*** Opening Exercise materials ***
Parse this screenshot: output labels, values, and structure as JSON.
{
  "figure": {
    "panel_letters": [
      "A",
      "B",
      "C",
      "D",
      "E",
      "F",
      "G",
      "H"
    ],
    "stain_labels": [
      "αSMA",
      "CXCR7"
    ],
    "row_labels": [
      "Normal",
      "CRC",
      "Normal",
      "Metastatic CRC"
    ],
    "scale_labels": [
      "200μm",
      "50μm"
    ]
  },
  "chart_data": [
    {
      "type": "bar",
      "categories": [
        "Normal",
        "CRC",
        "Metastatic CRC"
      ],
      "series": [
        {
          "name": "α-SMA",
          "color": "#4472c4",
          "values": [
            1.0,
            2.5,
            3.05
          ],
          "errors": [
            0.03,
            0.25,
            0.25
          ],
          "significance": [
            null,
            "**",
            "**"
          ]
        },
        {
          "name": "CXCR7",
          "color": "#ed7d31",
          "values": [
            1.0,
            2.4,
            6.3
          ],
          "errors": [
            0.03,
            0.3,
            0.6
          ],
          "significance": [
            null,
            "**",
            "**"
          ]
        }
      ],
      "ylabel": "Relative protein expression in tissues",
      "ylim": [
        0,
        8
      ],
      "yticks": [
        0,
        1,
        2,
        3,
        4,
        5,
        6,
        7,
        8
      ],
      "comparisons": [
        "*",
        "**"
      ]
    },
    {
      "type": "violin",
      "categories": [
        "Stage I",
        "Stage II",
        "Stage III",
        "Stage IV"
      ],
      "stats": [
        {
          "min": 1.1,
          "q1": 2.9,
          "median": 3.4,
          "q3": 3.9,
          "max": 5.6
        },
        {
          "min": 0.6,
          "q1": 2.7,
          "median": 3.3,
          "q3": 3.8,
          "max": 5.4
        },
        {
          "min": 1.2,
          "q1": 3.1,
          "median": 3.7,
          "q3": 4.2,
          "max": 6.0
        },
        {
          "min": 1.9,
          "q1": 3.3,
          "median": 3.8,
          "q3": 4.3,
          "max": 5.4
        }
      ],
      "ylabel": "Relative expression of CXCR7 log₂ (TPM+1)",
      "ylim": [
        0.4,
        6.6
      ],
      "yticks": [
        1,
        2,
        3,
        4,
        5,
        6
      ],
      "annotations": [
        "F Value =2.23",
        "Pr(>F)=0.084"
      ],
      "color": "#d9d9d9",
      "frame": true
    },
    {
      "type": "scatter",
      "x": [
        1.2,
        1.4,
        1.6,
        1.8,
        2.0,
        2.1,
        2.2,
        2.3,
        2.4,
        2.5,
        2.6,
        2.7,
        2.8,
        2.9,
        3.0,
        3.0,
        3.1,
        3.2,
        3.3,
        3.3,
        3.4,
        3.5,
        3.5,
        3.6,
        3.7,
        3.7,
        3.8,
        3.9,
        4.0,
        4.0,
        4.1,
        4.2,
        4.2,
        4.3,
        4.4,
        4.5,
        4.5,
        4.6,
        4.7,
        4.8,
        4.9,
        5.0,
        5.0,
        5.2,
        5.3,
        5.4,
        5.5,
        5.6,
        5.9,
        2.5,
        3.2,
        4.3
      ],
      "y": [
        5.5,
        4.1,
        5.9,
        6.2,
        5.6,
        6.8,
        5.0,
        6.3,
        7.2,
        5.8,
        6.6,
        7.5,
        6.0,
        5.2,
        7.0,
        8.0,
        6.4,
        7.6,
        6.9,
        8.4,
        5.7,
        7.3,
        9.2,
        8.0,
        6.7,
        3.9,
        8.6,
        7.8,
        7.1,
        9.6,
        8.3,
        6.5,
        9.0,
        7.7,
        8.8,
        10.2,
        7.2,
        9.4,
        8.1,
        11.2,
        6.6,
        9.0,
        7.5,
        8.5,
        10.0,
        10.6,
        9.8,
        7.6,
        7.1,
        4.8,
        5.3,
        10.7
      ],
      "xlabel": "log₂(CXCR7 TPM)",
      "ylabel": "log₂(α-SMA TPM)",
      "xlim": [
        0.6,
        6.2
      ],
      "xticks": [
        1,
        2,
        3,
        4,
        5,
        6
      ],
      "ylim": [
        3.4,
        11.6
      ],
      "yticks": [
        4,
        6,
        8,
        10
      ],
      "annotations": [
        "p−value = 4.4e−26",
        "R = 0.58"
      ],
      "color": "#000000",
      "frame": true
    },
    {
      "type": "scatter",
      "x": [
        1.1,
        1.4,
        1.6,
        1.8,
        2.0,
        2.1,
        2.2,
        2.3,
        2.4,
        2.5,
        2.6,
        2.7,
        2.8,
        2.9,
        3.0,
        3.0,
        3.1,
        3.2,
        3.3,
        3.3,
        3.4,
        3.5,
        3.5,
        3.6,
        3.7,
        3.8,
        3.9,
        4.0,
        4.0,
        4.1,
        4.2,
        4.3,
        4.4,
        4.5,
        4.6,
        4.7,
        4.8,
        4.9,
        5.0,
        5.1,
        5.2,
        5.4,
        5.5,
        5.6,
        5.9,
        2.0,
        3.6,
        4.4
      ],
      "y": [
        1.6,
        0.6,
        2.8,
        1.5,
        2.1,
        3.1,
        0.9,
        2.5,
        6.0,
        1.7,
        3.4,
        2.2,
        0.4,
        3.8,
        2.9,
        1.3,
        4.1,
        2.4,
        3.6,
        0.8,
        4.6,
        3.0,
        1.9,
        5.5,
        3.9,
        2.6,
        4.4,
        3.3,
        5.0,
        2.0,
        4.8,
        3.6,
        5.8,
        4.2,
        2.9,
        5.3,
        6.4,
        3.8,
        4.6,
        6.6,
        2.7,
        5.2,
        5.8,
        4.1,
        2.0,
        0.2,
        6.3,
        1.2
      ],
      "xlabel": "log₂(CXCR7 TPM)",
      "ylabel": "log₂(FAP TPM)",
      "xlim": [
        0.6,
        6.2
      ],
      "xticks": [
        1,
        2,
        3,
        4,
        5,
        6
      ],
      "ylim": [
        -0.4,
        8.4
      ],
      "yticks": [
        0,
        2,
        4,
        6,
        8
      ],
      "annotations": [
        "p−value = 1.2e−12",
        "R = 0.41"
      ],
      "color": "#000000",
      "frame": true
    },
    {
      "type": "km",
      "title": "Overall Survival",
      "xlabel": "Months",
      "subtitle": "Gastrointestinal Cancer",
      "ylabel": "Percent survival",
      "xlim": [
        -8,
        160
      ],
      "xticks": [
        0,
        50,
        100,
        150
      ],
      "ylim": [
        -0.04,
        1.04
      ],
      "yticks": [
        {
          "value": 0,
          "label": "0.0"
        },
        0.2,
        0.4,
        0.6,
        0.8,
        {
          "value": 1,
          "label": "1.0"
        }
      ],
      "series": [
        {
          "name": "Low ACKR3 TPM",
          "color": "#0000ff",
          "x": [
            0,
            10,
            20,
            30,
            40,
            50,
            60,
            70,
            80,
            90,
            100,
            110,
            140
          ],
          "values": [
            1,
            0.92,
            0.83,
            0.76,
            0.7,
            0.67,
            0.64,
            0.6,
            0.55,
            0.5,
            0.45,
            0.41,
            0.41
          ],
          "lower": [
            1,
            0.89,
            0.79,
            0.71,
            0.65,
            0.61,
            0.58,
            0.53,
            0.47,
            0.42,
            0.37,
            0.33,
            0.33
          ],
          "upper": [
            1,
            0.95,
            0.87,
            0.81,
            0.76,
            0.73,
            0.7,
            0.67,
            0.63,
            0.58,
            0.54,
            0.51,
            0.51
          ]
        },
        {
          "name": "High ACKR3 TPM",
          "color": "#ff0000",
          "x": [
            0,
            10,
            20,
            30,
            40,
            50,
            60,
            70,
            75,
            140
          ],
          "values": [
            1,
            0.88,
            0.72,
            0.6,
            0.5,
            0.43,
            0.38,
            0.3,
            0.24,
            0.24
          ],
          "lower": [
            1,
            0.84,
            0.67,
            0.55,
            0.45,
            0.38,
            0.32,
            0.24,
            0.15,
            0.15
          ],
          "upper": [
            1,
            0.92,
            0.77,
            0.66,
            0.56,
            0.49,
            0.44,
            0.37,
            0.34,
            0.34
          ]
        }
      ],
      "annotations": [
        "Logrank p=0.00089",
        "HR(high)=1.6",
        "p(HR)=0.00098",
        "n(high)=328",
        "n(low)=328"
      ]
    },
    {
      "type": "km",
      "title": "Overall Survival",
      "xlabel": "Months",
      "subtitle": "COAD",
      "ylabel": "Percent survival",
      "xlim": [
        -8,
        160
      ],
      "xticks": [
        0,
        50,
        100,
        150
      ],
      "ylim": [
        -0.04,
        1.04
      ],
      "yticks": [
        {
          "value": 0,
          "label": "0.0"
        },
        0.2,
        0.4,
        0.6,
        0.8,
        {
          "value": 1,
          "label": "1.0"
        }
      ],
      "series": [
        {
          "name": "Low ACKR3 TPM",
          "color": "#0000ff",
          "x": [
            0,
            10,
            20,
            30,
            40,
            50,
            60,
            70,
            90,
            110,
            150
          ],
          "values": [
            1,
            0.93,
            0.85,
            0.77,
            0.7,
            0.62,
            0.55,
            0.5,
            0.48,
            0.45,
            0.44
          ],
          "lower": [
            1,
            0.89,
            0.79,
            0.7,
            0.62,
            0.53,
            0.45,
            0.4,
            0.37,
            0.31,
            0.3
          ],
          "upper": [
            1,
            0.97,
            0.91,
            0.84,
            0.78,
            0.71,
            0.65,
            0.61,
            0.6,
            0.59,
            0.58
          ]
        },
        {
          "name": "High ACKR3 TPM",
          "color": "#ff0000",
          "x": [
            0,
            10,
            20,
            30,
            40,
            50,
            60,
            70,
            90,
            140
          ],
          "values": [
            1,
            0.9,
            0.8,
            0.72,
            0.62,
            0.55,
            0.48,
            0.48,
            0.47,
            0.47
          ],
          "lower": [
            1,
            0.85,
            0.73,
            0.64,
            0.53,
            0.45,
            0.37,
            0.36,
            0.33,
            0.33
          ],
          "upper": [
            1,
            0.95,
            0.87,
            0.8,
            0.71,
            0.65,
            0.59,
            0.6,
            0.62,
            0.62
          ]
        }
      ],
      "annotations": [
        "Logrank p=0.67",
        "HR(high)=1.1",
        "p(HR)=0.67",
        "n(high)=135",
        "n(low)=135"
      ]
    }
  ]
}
*** Closing Exercise materials ***
• **Your task**
Wherever the word "Relative" occurs in the data above, copy the line it sits in.

• **Output of the exercise**
      "ylabel": "Relative protein expression in tissues",
      "ylabel": "Relative expression of CXCR7 log₂ (TPM+1)",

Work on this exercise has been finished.